SET PROBLEM: Calculate how many lines in the following records hold the word "CORRELATION", and report that number without comment.

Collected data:
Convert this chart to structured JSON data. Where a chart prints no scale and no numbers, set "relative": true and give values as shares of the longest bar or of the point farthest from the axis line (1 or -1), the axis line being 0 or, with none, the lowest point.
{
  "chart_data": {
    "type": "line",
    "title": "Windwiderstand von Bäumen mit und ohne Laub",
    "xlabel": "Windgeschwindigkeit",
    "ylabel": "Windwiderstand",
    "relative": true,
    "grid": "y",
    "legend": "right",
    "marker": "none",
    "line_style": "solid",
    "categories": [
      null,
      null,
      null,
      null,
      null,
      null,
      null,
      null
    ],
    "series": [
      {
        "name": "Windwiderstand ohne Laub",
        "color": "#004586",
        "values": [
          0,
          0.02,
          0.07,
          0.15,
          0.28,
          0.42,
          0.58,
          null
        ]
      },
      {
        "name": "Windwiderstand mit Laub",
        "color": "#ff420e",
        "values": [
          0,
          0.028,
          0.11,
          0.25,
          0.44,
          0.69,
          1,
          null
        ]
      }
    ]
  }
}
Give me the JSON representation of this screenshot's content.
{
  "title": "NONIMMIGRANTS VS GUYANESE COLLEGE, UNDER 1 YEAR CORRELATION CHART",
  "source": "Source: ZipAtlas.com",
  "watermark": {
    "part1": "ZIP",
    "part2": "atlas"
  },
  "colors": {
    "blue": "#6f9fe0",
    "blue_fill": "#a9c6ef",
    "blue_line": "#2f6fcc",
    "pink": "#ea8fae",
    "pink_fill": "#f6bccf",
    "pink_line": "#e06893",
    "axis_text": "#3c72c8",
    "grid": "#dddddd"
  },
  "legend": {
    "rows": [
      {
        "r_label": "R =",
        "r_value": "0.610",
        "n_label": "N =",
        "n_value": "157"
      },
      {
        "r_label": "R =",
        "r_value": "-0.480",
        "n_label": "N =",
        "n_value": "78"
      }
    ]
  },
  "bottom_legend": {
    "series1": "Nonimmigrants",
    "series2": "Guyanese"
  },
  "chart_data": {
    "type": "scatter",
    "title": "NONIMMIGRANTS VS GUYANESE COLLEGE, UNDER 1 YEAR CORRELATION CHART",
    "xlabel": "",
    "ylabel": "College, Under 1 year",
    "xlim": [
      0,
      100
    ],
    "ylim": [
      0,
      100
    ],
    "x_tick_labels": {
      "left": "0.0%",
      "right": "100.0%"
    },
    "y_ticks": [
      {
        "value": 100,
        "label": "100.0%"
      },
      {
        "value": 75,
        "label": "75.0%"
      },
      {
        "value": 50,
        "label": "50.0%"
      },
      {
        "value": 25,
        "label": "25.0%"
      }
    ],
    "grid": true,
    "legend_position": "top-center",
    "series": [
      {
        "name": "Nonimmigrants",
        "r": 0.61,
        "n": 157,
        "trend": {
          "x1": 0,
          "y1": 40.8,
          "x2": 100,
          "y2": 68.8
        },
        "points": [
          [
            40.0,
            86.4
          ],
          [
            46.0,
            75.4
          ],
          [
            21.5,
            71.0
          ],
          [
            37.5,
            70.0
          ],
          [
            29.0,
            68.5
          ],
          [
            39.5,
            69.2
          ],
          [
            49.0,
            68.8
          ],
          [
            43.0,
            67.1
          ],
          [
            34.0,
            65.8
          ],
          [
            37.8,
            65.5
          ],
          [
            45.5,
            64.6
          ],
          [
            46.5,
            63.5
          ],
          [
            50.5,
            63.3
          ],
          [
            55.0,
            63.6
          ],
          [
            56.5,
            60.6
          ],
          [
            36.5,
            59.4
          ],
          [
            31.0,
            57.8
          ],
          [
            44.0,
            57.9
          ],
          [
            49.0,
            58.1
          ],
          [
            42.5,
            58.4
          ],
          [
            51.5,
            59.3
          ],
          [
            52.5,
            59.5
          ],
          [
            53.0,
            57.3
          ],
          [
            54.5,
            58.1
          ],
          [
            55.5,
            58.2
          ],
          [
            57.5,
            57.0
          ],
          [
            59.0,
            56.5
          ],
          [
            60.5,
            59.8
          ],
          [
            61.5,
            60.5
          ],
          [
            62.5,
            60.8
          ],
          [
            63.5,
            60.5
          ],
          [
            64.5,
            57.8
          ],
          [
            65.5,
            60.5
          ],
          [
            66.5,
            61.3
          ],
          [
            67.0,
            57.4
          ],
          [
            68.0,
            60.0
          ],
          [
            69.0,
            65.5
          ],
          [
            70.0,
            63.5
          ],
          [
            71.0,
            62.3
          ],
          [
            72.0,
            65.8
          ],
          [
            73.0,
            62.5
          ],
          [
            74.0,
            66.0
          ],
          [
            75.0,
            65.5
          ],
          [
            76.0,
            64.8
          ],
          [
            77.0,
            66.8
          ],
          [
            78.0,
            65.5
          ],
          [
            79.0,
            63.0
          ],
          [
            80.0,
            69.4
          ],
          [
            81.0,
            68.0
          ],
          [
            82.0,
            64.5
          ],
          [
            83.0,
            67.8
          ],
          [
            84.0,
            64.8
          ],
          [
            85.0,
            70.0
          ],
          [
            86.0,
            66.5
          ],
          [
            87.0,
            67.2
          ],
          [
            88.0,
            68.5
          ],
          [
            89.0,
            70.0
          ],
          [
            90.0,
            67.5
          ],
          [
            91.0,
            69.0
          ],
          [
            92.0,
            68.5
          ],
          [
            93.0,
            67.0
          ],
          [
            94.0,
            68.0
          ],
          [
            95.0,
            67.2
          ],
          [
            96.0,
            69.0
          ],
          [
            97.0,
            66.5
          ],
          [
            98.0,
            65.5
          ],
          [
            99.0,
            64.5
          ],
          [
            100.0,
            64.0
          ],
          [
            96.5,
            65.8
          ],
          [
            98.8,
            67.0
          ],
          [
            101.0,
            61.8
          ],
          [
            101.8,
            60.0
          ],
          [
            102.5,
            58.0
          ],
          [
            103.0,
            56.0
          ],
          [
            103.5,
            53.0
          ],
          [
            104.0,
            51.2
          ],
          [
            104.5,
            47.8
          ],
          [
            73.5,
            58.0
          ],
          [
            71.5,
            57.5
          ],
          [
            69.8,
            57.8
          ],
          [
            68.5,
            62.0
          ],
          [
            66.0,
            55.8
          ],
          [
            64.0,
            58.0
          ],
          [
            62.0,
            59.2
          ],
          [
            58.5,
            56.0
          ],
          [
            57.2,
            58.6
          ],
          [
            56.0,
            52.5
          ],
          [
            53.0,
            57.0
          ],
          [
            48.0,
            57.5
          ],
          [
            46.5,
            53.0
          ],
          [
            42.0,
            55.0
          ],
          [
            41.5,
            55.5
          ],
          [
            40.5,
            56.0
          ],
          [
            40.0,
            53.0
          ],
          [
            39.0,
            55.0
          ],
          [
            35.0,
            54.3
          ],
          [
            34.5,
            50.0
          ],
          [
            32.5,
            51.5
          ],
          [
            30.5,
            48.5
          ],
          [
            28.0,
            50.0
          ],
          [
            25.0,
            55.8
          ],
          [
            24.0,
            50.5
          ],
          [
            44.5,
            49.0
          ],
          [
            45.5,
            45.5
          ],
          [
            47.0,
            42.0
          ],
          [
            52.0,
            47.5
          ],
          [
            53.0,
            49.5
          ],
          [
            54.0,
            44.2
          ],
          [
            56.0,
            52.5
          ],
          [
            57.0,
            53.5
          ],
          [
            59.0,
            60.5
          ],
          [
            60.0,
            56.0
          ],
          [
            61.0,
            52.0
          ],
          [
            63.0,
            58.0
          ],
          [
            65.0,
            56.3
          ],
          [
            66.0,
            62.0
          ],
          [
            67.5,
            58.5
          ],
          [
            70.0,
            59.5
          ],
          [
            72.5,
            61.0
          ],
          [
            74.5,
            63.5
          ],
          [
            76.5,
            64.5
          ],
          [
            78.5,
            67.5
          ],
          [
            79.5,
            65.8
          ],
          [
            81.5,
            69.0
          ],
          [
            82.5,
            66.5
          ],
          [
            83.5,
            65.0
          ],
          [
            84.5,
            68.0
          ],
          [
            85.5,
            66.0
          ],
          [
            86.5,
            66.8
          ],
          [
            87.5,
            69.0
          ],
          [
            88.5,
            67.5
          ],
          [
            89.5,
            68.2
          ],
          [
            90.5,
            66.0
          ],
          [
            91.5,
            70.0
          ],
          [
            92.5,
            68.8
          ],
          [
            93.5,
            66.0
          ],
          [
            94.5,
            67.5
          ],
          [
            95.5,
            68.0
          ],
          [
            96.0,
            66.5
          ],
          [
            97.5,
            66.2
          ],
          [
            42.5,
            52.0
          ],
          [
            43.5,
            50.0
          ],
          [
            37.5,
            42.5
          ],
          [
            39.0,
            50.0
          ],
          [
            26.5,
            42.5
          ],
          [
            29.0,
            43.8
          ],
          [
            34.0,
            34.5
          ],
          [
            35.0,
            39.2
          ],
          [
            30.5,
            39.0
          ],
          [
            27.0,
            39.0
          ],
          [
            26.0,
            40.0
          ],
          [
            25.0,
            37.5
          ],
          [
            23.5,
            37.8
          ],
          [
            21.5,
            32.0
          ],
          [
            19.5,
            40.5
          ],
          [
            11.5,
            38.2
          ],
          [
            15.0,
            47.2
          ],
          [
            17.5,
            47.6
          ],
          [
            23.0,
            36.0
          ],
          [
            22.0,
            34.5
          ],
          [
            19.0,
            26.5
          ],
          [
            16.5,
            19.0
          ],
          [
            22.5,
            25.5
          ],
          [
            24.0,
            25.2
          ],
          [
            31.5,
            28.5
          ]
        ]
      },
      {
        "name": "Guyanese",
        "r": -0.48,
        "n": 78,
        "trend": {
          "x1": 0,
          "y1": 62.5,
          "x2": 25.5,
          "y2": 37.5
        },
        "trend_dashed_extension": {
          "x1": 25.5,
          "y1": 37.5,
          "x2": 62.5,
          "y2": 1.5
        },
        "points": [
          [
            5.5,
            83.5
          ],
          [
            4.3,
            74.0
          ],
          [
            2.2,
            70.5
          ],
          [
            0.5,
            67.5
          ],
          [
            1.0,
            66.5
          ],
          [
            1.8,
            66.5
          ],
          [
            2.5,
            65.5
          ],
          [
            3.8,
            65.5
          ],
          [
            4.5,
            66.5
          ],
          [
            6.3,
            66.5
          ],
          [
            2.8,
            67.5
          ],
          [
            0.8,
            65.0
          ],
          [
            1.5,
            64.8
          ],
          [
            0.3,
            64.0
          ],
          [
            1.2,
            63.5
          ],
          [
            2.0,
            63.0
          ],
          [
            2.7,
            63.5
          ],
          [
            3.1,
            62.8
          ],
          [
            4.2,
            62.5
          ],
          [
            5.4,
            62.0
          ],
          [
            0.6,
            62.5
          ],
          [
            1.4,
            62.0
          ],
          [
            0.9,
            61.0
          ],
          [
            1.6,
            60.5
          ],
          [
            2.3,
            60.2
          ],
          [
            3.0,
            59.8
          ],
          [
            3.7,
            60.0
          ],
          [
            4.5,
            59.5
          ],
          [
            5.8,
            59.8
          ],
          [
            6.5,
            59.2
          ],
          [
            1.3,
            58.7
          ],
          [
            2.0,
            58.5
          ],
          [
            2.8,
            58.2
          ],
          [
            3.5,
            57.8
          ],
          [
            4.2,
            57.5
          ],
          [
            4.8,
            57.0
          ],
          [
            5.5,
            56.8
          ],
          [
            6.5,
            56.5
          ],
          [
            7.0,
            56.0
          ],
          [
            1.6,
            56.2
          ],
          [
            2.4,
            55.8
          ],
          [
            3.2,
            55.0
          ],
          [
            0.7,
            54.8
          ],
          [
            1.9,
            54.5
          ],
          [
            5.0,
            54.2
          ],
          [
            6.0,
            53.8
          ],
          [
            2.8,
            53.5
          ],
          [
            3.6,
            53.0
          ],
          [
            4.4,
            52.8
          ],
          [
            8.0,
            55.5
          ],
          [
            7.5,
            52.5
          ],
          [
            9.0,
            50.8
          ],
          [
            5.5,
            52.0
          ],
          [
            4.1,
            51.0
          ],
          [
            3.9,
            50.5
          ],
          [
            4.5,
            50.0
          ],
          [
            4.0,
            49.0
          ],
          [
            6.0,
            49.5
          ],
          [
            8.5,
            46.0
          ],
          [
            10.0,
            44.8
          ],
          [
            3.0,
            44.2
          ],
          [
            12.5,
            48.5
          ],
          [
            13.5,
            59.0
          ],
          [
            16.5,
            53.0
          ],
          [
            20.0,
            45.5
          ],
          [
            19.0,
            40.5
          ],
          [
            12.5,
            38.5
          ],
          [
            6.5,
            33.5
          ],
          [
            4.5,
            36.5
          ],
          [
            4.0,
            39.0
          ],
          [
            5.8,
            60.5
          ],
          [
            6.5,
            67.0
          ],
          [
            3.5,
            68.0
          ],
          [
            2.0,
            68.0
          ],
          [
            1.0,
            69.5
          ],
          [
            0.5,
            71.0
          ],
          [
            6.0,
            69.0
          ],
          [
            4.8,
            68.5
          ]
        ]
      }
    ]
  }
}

EXERCISE OUTPUT: 2